Exercise
Return every line below in which "from" appears.

Data supplied
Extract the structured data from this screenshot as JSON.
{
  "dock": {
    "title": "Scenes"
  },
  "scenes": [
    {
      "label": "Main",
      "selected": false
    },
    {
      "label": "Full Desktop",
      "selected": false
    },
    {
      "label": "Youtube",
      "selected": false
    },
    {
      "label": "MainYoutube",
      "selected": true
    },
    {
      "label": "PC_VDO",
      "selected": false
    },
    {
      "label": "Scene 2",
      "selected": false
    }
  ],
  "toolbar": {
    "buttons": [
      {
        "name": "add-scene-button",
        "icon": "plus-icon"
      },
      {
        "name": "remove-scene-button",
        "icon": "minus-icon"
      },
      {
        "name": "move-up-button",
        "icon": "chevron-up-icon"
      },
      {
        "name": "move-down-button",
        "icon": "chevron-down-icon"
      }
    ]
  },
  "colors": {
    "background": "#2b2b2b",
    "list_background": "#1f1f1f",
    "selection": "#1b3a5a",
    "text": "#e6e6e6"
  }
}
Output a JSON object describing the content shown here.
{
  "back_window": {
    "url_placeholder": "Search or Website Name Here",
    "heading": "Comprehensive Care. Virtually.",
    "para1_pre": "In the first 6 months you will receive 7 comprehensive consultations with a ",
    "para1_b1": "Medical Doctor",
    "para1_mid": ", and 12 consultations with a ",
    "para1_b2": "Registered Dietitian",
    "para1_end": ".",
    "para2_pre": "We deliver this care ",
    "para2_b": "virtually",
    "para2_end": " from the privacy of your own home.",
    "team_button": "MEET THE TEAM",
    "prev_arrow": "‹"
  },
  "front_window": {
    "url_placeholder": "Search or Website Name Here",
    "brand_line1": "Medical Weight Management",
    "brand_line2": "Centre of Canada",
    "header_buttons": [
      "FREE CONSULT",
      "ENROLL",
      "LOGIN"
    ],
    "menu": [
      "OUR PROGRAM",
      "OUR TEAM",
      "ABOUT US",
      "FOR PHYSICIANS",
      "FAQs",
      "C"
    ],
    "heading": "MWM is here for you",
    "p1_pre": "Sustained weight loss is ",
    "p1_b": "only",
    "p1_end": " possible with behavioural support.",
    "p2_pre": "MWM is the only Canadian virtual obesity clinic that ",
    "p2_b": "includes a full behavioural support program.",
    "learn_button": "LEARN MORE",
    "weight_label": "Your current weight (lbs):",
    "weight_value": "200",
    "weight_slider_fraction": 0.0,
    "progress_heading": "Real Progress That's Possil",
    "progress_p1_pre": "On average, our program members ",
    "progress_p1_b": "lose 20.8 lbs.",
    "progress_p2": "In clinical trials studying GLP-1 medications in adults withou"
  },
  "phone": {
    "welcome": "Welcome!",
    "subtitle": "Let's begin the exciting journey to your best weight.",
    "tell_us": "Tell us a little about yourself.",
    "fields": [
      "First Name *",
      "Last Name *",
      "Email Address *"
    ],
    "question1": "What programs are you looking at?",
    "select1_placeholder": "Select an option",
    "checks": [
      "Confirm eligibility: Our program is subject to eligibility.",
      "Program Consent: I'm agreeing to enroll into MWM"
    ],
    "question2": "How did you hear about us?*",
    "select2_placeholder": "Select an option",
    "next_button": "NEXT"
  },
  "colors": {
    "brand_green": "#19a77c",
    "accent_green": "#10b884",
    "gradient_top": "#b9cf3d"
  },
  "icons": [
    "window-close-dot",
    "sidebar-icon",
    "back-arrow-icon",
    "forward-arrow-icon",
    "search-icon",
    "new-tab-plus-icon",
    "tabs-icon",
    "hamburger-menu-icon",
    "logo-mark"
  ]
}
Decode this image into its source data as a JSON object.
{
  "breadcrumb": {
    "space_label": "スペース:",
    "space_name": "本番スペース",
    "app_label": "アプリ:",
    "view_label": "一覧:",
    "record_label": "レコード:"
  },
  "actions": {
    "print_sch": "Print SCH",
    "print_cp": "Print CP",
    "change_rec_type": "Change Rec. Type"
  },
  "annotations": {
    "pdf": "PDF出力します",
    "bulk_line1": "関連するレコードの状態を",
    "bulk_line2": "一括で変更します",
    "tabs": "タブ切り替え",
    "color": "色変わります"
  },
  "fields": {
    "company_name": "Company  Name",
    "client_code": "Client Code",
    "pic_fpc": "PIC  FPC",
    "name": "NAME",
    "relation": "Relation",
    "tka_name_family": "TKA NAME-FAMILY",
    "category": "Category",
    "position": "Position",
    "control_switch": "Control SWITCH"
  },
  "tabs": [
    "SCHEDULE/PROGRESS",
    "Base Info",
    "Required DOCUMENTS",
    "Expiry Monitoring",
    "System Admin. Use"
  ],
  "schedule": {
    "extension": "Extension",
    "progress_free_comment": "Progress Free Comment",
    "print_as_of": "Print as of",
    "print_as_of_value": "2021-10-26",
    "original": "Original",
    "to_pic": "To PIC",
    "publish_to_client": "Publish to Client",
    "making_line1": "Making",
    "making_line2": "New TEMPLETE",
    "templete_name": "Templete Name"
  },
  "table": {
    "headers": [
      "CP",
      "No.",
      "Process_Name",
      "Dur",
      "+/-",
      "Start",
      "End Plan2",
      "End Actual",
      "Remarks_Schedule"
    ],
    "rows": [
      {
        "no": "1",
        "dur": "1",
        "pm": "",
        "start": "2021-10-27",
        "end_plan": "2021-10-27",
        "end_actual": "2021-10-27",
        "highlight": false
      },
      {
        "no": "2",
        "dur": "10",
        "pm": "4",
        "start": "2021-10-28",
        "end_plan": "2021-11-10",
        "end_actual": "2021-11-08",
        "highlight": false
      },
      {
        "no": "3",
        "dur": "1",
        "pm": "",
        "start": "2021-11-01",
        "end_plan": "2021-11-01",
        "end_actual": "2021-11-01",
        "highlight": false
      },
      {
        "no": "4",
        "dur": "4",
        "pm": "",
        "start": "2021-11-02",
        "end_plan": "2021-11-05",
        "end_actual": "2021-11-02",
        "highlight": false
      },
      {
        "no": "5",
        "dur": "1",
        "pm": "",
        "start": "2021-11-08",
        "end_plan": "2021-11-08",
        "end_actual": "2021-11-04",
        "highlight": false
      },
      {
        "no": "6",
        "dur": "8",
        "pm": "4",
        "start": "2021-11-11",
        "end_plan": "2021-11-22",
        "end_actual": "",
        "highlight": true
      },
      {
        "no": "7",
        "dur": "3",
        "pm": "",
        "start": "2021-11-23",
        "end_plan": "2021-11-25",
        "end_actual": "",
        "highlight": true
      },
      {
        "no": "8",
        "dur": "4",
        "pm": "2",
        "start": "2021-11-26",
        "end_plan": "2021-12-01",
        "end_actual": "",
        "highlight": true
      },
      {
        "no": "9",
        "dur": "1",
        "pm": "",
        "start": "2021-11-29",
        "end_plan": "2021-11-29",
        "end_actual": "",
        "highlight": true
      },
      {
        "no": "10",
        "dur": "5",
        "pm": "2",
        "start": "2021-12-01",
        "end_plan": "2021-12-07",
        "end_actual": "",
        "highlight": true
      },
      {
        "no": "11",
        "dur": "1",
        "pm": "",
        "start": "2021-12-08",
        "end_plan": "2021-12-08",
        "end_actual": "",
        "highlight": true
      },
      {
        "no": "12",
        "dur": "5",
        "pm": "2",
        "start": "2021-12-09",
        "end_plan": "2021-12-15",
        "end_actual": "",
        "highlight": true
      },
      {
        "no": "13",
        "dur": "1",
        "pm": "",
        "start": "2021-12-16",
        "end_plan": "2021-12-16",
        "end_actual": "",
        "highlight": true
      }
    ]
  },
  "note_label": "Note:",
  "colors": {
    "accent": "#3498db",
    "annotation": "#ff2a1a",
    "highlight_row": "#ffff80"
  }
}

Output of the task
Extract the structured data from this screenshot as JSON.
    "para2_end": " from the privacy of your own home.",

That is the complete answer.